### The input
★ ★ ★ ★ ★

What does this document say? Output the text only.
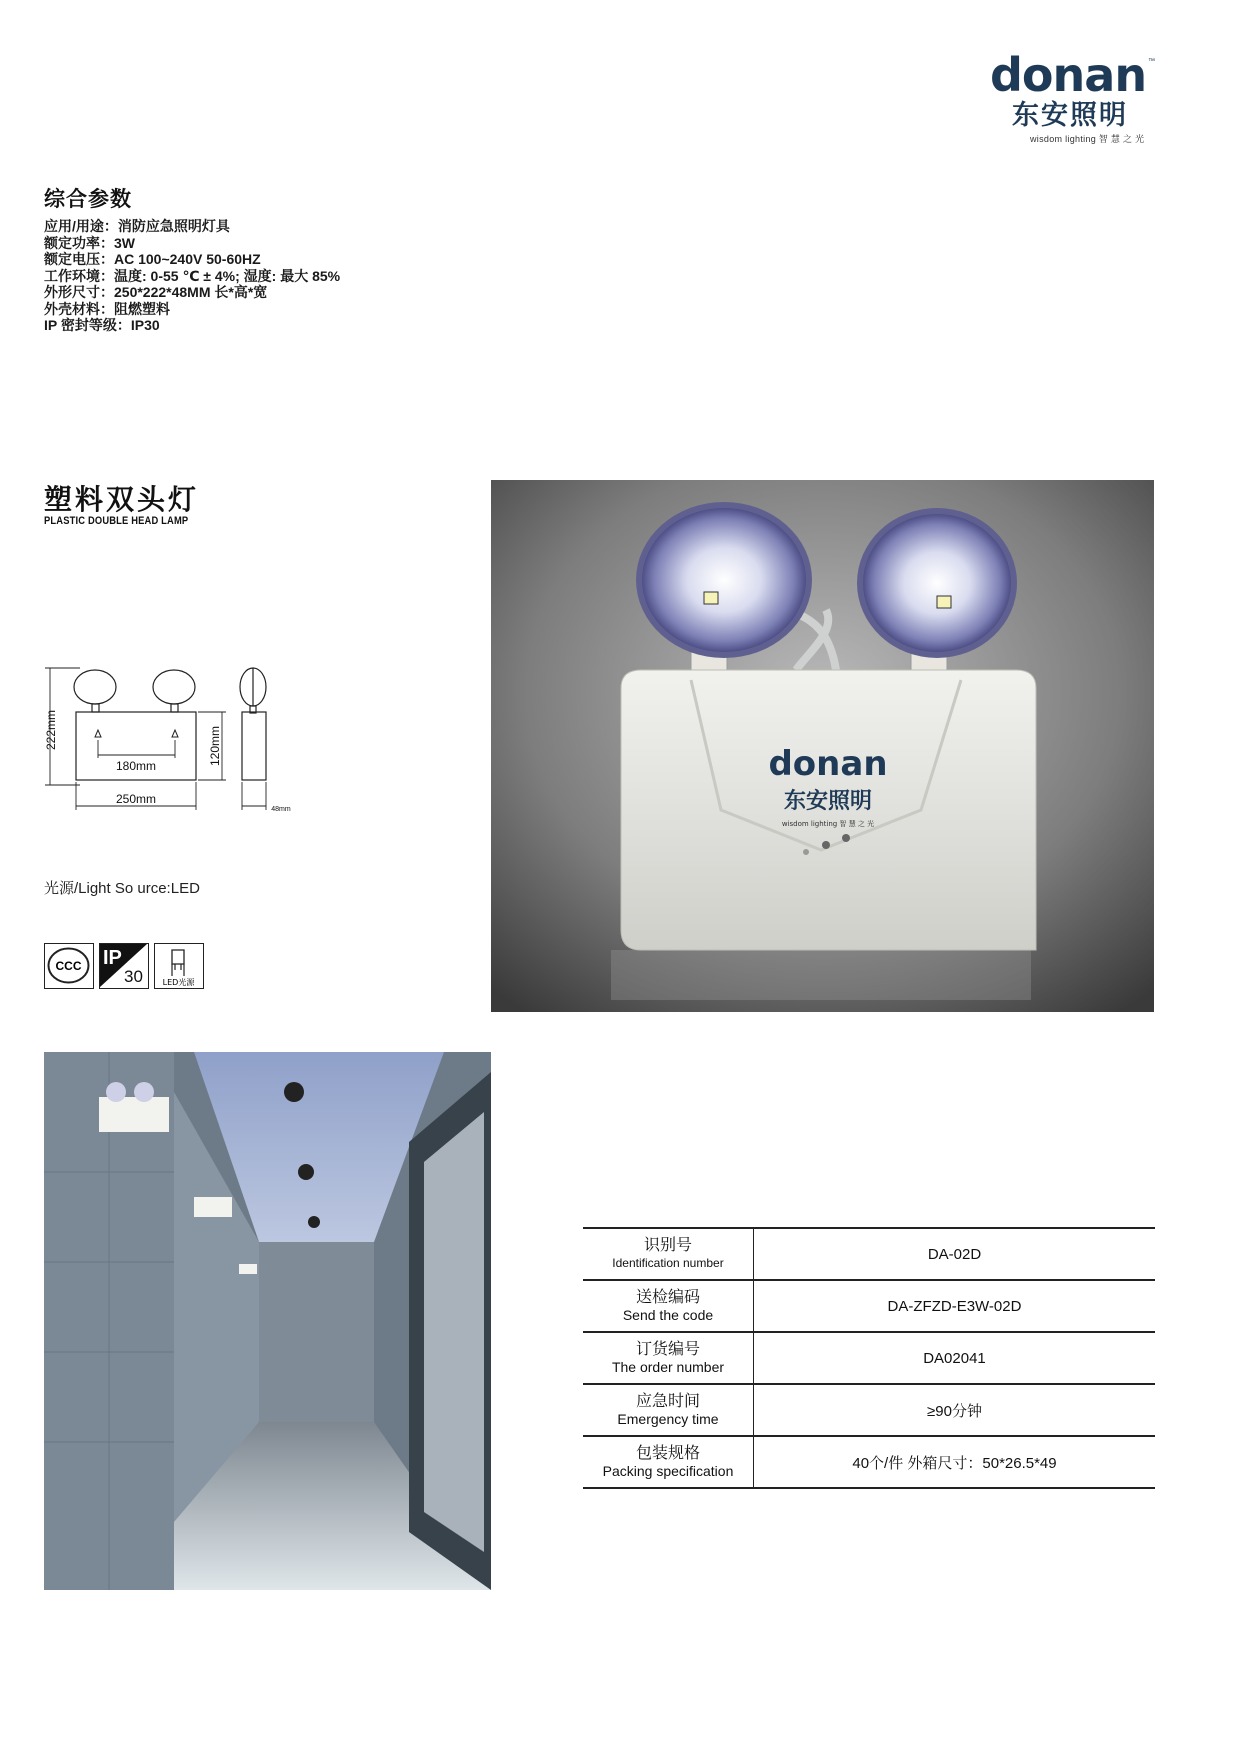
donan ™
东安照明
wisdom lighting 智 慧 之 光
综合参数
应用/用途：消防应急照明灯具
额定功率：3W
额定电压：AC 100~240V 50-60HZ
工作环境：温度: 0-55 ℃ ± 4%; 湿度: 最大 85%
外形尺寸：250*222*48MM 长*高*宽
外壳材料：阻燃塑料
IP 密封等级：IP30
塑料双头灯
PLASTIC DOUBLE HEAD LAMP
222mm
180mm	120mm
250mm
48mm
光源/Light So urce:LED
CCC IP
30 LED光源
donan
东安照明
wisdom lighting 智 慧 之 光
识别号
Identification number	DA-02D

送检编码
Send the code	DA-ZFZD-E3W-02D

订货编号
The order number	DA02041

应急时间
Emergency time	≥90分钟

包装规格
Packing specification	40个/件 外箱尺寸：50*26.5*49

★ ★ ★ ★ ★

### Task statement
Leave the pictures out and reproduce all of the records exactly.

### Final result
What does this document say? Output the text only.
donan ™
东安照明
wisdom lighting 智 慧 之 光
综合参数
应用/用途：消防应急照明灯具
额定功率：3W
额定电压：AC 100~240V 50-60HZ
工作环境：温度: 0-55 ℃ ± 4%; 湿度: 最大 85%
外形尺寸：250*222*48MM 长*高*宽
外壳材料：阻燃塑料
IP 密封等级：IP30
塑料双头灯
PLASTIC DOUBLE HEAD LAMP
222mm
180mm	120mm
250mm
48mm
光源/Light So urce:LED
CCC IP
30 LED光源
donan
东安照明
wisdom lighting 智 慧 之 光
识别号
Identification number	DA-02D

送检编码
Send the code	DA-ZFZD-E3W-02D

订货编号
The order number	DA02041

应急时间
Emergency time	≥90分钟

包装规格
Packing specification	40个/件 外箱尺寸：50*26.5*49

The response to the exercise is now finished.